(Aim of the exercise) Skip any picture you find and retype all the remaining lines exactly.

(Data records)
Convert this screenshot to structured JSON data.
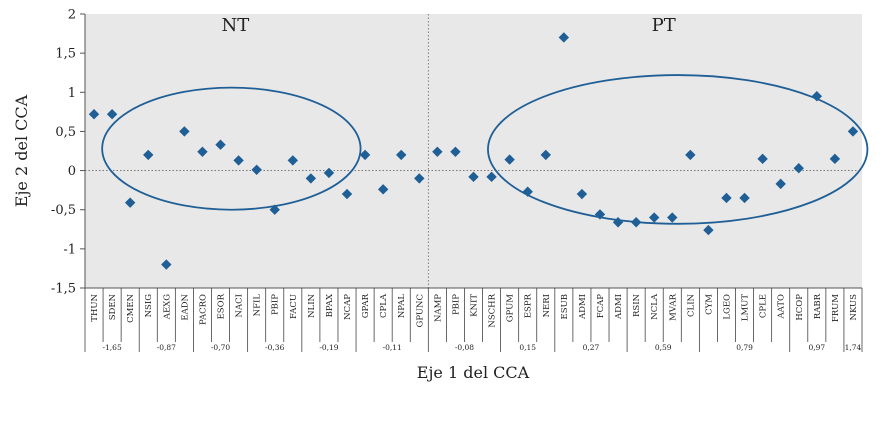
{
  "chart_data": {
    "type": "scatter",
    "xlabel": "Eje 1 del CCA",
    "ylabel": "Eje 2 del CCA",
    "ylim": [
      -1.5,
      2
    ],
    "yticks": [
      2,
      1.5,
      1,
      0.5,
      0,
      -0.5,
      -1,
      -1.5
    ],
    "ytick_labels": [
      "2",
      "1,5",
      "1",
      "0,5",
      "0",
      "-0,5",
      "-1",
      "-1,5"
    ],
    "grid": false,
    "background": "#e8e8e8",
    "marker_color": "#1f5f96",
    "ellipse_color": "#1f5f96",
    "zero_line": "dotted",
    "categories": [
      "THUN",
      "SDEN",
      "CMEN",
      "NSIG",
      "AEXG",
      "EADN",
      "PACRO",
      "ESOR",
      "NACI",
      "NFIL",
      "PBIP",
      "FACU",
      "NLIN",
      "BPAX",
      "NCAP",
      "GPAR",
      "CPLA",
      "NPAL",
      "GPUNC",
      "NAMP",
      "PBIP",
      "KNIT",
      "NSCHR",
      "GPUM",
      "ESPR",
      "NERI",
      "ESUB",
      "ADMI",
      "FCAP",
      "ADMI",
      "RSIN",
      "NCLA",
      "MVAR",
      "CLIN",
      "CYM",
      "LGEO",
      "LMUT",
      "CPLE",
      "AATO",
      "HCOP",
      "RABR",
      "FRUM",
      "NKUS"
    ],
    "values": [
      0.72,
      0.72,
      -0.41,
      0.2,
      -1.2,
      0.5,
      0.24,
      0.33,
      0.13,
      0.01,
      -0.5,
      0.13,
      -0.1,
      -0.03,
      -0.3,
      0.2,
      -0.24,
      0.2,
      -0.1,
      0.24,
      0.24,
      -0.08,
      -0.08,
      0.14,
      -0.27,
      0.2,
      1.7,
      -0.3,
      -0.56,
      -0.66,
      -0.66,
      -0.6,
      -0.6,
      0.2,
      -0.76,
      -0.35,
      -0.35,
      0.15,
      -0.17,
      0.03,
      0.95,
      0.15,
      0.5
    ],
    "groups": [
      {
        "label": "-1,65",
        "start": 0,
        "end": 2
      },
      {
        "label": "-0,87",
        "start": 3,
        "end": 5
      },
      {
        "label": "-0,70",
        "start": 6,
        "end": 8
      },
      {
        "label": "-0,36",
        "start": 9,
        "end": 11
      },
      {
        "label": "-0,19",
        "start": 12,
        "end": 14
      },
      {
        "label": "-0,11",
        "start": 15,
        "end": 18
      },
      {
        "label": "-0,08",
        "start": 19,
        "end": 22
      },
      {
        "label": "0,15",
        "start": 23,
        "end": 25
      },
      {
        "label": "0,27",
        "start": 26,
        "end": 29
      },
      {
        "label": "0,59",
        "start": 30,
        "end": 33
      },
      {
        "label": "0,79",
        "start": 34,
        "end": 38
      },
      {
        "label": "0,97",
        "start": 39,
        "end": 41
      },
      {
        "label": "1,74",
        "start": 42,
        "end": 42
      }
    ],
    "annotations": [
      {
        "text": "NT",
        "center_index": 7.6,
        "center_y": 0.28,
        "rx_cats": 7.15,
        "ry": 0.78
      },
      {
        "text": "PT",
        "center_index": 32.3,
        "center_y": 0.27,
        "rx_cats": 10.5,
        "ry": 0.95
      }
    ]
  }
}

(Solved exercise)
Convert this screenshot to structured JSON data.
{
  "chart_data": {
    "type": "scatter",
    "xlabel": "Eje 1 del CCA",
    "ylabel": "Eje 2 del CCA",
    "ylim": [
      -1.5,
      2
    ],
    "yticks": [
      2,
      1.5,
      1,
      0.5,
      0,
      -0.5,
      -1,
      -1.5
    ],
    "ytick_labels": [
      "2",
      "1,5",
      "1",
      "0,5",
      "0",
      "-0,5",
      "-1",
      "-1,5"
    ],
    "grid": false,
    "background": "#e8e8e8",
    "marker_color": "#1f5f96",
    "ellipse_color": "#1f5f96",
    "zero_line": "dotted",
    "categories": [
      "THUN",
      "SDEN",
      "CMEN",
      "NSIG",
      "AEXG",
      "EADN",
      "PACRO",
      "ESOR",
      "NACI",
      "NFIL",
      "PBIP",
      "FACU",
      "NLIN",
      "BPAX",
      "NCAP",
      "GPAR",
      "CPLA",
      "NPAL",
      "GPUNC",
      "NAMP",
      "PBIP",
      "KNIT",
      "NSCHR",
      "GPUM",
      "ESPR",
      "NERI",
      "ESUB",
      "ADMI",
      "FCAP",
      "ADMI",
      "RSIN",
      "NCLA",
      "MVAR",
      "CLIN",
      "CYM",
      "LGEO",
      "LMUT",
      "CPLE",
      "AATO",
      "HCOP",
      "RABR",
      "FRUM",
      "NKUS"
    ],
    "values": [
      0.72,
      0.72,
      -0.41,
      0.2,
      -1.2,
      0.5,
      0.24,
      0.33,
      0.13,
      0.01,
      -0.5,
      0.13,
      -0.1,
      -0.03,
      -0.3,
      0.2,
      -0.24,
      0.2,
      -0.1,
      0.24,
      0.24,
      -0.08,
      -0.08,
      0.14,
      -0.27,
      0.2,
      1.7,
      -0.3,
      -0.56,
      -0.66,
      -0.66,
      -0.6,
      -0.6,
      0.2,
      -0.76,
      -0.35,
      -0.35,
      0.15,
      -0.17,
      0.03,
      0.95,
      0.15,
      0.5
    ],
    "groups": [
      {
        "label": "-1,65",
        "start": 0,
        "end": 2
      },
      {
        "label": "-0,87",
        "start": 3,
        "end": 5
      },
      {
        "label": "-0,70",
        "start": 6,
        "end": 8
      },
      {
        "label": "-0,36",
        "start": 9,
        "end": 11
      },
      {
        "label": "-0,19",
        "start": 12,
        "end": 14
      },
      {
        "label": "-0,11",
        "start": 15,
        "end": 18
      },
      {
        "label": "-0,08",
        "start": 19,
        "end": 22
      },
      {
        "label": "0,15",
        "start": 23,
        "end": 25
      },
      {
        "label": "0,27",
        "start": 26,
        "end": 29
      },
      {
        "label": "0,59",
        "start": 30,
        "end": 33
      },
      {
        "label": "0,79",
        "start": 34,
        "end": 38
      },
      {
        "label": "0,97",
        "start": 39,
        "end": 41
      },
      {
        "label": "1,74",
        "start": 42,
        "end": 42
      }
    ],
    "annotations": [
      {
        "text": "NT",
        "center_index": 7.6,
        "center_y": 0.28,
        "rx_cats": 7.15,
        "ry": 0.78
      },
      {
        "text": "PT",
        "center_index": 32.3,
        "center_y": 0.27,
        "rx_cats": 10.5,
        "ry": 0.95
      }
    ]
  }
}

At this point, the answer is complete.